§ Stated exercise
Arrange every line of the material below as a numbered list, omitting any blank lines.

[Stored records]
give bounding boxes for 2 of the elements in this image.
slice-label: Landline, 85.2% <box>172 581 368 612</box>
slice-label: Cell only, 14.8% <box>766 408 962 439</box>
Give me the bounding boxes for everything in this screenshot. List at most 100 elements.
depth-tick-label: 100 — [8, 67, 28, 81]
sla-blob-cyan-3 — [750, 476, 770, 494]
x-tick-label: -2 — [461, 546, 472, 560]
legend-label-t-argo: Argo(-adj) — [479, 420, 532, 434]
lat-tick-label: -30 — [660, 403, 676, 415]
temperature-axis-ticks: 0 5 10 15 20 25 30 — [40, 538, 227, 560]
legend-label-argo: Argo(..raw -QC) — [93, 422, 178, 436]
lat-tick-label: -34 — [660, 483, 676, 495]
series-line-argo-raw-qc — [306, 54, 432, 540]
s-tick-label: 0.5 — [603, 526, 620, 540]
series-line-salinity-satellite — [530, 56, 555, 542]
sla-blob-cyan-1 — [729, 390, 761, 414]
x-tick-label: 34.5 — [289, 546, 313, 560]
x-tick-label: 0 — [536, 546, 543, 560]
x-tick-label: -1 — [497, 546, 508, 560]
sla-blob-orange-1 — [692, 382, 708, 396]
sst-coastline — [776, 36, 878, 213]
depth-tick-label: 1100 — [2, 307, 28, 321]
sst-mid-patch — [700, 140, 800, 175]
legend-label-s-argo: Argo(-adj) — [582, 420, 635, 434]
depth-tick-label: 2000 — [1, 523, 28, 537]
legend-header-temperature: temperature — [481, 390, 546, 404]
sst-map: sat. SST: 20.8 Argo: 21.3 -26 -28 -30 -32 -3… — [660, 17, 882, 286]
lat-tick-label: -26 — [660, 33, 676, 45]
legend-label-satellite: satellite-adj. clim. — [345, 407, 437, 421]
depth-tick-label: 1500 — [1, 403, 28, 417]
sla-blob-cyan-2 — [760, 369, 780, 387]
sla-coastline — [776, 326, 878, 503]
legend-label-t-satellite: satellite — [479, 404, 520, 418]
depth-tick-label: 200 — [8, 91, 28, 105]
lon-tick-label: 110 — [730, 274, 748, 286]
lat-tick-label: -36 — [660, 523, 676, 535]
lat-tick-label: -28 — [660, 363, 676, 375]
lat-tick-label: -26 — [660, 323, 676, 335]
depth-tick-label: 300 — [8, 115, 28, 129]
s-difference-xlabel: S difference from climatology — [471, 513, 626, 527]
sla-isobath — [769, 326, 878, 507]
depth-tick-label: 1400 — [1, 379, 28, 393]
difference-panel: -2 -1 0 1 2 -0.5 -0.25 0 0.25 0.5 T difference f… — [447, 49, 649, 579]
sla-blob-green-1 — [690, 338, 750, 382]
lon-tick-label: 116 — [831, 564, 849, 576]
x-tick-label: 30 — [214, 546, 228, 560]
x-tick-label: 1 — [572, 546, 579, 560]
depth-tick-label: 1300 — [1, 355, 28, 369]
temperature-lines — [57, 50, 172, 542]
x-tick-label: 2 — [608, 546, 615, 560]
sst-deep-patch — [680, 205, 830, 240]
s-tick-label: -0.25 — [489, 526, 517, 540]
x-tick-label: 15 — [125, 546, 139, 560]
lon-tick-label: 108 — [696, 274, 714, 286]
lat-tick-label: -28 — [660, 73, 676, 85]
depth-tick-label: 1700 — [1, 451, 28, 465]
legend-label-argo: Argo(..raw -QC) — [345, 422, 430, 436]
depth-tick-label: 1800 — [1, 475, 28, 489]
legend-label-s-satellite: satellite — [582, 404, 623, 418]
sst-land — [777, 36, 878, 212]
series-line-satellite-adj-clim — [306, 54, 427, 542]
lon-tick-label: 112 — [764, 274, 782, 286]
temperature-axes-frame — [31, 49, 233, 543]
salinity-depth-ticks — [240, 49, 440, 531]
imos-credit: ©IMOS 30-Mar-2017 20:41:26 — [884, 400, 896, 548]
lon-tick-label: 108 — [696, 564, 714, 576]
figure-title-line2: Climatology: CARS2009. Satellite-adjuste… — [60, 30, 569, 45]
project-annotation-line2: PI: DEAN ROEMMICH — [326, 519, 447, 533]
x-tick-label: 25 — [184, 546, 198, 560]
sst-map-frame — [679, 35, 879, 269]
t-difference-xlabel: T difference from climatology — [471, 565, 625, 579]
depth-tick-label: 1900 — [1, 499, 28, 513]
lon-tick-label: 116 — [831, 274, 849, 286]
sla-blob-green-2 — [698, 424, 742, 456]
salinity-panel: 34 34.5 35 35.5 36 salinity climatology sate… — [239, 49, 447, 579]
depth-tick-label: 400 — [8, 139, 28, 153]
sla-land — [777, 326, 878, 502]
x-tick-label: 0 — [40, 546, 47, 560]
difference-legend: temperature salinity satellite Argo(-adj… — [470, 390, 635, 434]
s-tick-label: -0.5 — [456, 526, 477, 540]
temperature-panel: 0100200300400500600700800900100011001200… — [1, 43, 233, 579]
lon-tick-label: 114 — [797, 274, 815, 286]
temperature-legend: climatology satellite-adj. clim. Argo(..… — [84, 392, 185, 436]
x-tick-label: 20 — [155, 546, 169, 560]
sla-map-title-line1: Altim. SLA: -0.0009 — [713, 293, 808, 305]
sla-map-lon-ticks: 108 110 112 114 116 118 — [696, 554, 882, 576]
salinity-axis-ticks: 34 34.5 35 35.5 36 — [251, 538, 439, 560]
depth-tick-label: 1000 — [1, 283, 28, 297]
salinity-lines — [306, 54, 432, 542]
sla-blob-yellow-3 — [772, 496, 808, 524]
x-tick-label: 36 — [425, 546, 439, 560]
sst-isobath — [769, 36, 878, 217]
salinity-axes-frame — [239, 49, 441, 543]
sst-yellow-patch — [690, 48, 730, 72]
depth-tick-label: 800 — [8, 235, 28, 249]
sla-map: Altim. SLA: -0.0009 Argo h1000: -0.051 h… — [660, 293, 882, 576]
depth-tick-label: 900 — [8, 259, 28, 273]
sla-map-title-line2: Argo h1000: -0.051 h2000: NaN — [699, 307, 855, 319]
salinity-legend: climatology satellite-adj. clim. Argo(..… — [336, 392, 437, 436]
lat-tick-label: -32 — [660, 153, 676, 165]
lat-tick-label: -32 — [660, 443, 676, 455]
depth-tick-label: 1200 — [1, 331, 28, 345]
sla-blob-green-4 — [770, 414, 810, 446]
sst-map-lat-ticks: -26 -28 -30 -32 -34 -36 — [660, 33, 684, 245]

§ Final result
1. give bounding boxes for 2 of the elements in this image.
2. slice-label: Landline, 85.2% <box>172 581 368 612</box>
3. slice-label: Cell only, 14.8% <box>766 408 962 439</box>
4. Give me the bounding boxes for everything in this screenshot. List at most 100 elements.
5. depth-tick-label: 100 — [8, 67, 28, 81]
6. sla-blob-cyan-3 — [750, 476, 770, 494]
7. x-tick-label: -2 — [461, 546, 472, 560]
8. legend-label-t-argo: Argo(-adj) — [479, 420, 532, 434]
9. lat-tick-label: -30 — [660, 403, 676, 415]
10. temperature-axis-ticks: 0 5 10 15 20 25 30 — [40, 538, 227, 560]
11. legend-label-argo: Argo(..raw -QC) — [93, 422, 178, 436]
12. lat-tick-label: -34 — [660, 483, 676, 495]
13. series-line-argo-raw-qc — [306, 54, 432, 540]
14. s-tick-label: 0.5 — [603, 526, 620, 540]
15. series-line-salinity-satellite — [530, 56, 555, 542]
16. sla-blob-cyan-1 — [729, 390, 761, 414]
17. x-tick-label: 34.5 — [289, 546, 313, 560]
18. x-tick-label: 0 — [536, 546, 543, 560]
19. x-tick-label: -1 — [497, 546, 508, 560]
20. sla-blob-orange-1 — [692, 382, 708, 396]
21. sst-coastline — [776, 36, 878, 213]
22. depth-tick-label: 1100 — [2, 307, 28, 321]
23. sst-mid-patch — [700, 140, 800, 175]
24. legend-label-s-argo: Argo(-adj) — [582, 420, 635, 434]
25. depth-tick-label: 2000 — [1, 523, 28, 537]
26. legend-header-temperature: temperature — [481, 390, 546, 404]
27. sst-map: sat. SST: 20.8 Argo: 21.3 -26 -28 -30 -32 -3… — [660, 17, 882, 286]
28. lat-tick-label: -26 — [660, 33, 676, 45]
29. legend-label-satellite: satellite-adj. clim. — [345, 407, 437, 421]
30. depth-tick-label: 1500 — [1, 403, 28, 417]
31. sla-blob-cyan-2 — [760, 369, 780, 387]
32. sla-coastline — [776, 326, 878, 503]
33. legend-label-t-satellite: satellite — [479, 404, 520, 418]
34. depth-tick-label: 200 — [8, 91, 28, 105]
35. lon-tick-label: 110 — [730, 274, 748, 286]
36. lat-tick-label: -36 — [660, 523, 676, 535]
37. lat-tick-label: -28 — [660, 363, 676, 375]
38. lat-tick-label: -26 — [660, 323, 676, 335]
39. depth-tick-label: 300 — [8, 115, 28, 129]
40. s-difference-xlabel: S difference from climatology — [471, 513, 626, 527]
41. sla-isobath — [769, 326, 878, 507]
42. depth-tick-label: 1400 — [1, 379, 28, 393]
43. difference-panel: -2 -1 0 1 2 -0.5 -0.25 0 0.25 0.5 T difference f… — [447, 49, 649, 579]
44. sla-blob-green-1 — [690, 338, 750, 382]
45. lon-tick-label: 116 — [831, 564, 849, 576]
46. x-tick-label: 30 — [214, 546, 228, 560]
47. x-tick-label: 1 — [572, 546, 579, 560]
48. depth-tick-label: 1300 — [1, 355, 28, 369]
49. temperature-lines — [57, 50, 172, 542]
50. x-tick-label: 2 — [608, 546, 615, 560]
51. sst-deep-patch — [680, 205, 830, 240]
52. s-tick-label: -0.25 — [489, 526, 517, 540]
53. x-tick-label: 15 — [125, 546, 139, 560]
54. lon-tick-label: 108 — [696, 274, 714, 286]
55. lat-tick-label: -28 — [660, 73, 676, 85]
56. depth-tick-label: 1700 — [1, 451, 28, 465]
57. legend-label-argo: Argo(..raw -QC) — [345, 422, 430, 436]
58. depth-tick-label: 1800 — [1, 475, 28, 489]
59. legend-label-s-satellite: satellite — [582, 404, 623, 418]
60. sst-land — [777, 36, 878, 212]
61. series-line-satellite-adj-clim — [306, 54, 427, 542]
62. lon-tick-label: 112 — [764, 274, 782, 286]
63. temperature-axes-frame — [31, 49, 233, 543]
64. salinity-depth-ticks — [240, 49, 440, 531]
65. imos-credit: ©IMOS 30-Mar-2017 20:41:26 — [884, 400, 896, 548]
66. lon-tick-label: 108 — [696, 564, 714, 576]
67. figure-title-line2: Climatology: CARS2009. Satellite-adjuste… — [60, 30, 569, 45]
68. project-annotation-line2: PI: DEAN ROEMMICH — [326, 519, 447, 533]
69. x-tick-label: 25 — [184, 546, 198, 560]
70. sst-map-frame — [679, 35, 879, 269]
71. t-difference-xlabel: T difference from climatology — [471, 565, 625, 579]
72. depth-tick-label: 1900 — [1, 499, 28, 513]
73. lon-tick-label: 116 — [831, 274, 849, 286]
74. sla-blob-green-2 — [698, 424, 742, 456]
75. salinity-panel: 34 34.5 35 35.5 36 salinity climatology sate… — [239, 49, 447, 579]
76. depth-tick-label: 400 — [8, 139, 28, 153]
77. sla-land — [777, 326, 878, 502]
78. x-tick-label: 0 — [40, 546, 47, 560]
79. difference-legend: temperature salinity satellite Argo(-adj… — [470, 390, 635, 434]
80. s-tick-label: -0.5 — [456, 526, 477, 540]
81. temperature-panel: 0100200300400500600700800900100011001200… — [1, 43, 233, 579]
82. lon-tick-label: 114 — [797, 274, 815, 286]
83. temperature-legend: climatology satellite-adj. clim. Argo(..… — [84, 392, 185, 436]
84. x-tick-label: 20 — [155, 546, 169, 560]
85. sla-map-title-line1: Altim. SLA: -0.0009 — [713, 293, 808, 305]
86. sla-map-lon-ticks: 108 110 112 114 116 118 — [696, 554, 882, 576]
87. salinity-axis-ticks: 34 34.5 35 35.5 36 — [251, 538, 439, 560]
88. depth-tick-label: 1000 — [1, 283, 28, 297]
89. salinity-lines — [306, 54, 432, 542]
90. sla-blob-yellow-3 — [772, 496, 808, 524]
91. x-tick-label: 36 — [425, 546, 439, 560]
92. sst-isobath — [769, 36, 878, 217]
93. salinity-axes-frame — [239, 49, 441, 543]
94. sst-yellow-patch — [690, 48, 730, 72]
95. depth-tick-label: 800 — [8, 235, 28, 249]
96. sla-map: Altim. SLA: -0.0009 Argo h1000: -0.051 h… — [660, 293, 882, 576]
97. depth-tick-label: 900 — [8, 259, 28, 273]
98. sla-map-title-line2: Argo h1000: -0.051 h2000: NaN — [699, 307, 855, 319]
99. salinity-legend: climatology satellite-adj. clim. Argo(..… — [336, 392, 437, 436]
100. lat-tick-label: -32 — [660, 153, 676, 165]
101. lat-tick-label: -32 — [660, 443, 676, 455]
102. depth-tick-label: 1200 — [1, 331, 28, 345]
103. sla-blob-green-4 — [770, 414, 810, 446]
104. sst-map-lat-ticks: -26 -28 -30 -32 -34 -36 — [660, 33, 684, 245]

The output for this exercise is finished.